--- start of Records supplied ---

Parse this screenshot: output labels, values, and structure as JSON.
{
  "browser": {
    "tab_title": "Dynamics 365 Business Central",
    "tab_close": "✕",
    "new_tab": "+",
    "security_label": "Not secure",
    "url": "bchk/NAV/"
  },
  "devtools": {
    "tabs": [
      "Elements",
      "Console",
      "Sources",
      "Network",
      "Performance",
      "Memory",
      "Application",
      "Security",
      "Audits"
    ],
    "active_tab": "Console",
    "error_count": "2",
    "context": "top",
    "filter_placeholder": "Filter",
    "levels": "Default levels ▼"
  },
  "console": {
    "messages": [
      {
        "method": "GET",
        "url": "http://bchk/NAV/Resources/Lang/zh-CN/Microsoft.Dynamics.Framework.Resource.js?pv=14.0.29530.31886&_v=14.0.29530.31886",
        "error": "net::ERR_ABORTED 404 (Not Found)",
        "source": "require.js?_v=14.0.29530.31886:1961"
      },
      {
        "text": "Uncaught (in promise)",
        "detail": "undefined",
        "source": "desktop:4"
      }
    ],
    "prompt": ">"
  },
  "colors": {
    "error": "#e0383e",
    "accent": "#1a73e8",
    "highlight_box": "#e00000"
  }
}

--- end of Records supplied ---

Objective »
Reproduce the records in full, exactly as written.

Written response »
Parse this screenshot: output labels, values, and structure as JSON.
{
  "browser": {
    "tab_title": "Dynamics 365 Business Central",
    "tab_close": "✕",
    "new_tab": "+",
    "security_label": "Not secure",
    "url": "bchk/NAV/"
  },
  "devtools": {
    "tabs": [
      "Elements",
      "Console",
      "Sources",
      "Network",
      "Performance",
      "Memory",
      "Application",
      "Security",
      "Audits"
    ],
    "active_tab": "Console",
    "error_count": "2",
    "context": "top",
    "filter_placeholder": "Filter",
    "levels": "Default levels ▼"
  },
  "console": {
    "messages": [
      {
        "method": "GET",
        "url": "http://bchk/NAV/Resources/Lang/zh-CN/Microsoft.Dynamics.Framework.Resource.js?pv=14.0.29530.31886&_v=14.0.29530.31886",
        "error": "net::ERR_ABORTED 404 (Not Found)",
        "source": "require.js?_v=14.0.29530.31886:1961"
      },
      {
        "text": "Uncaught (in promise)",
        "detail": "undefined",
        "source": "desktop:4"
      }
    ],
    "prompt": ">"
  },
  "colors": {
    "error": "#e0383e",
    "accent": "#1a73e8",
    "highlight_box": "#e00000"
  }
}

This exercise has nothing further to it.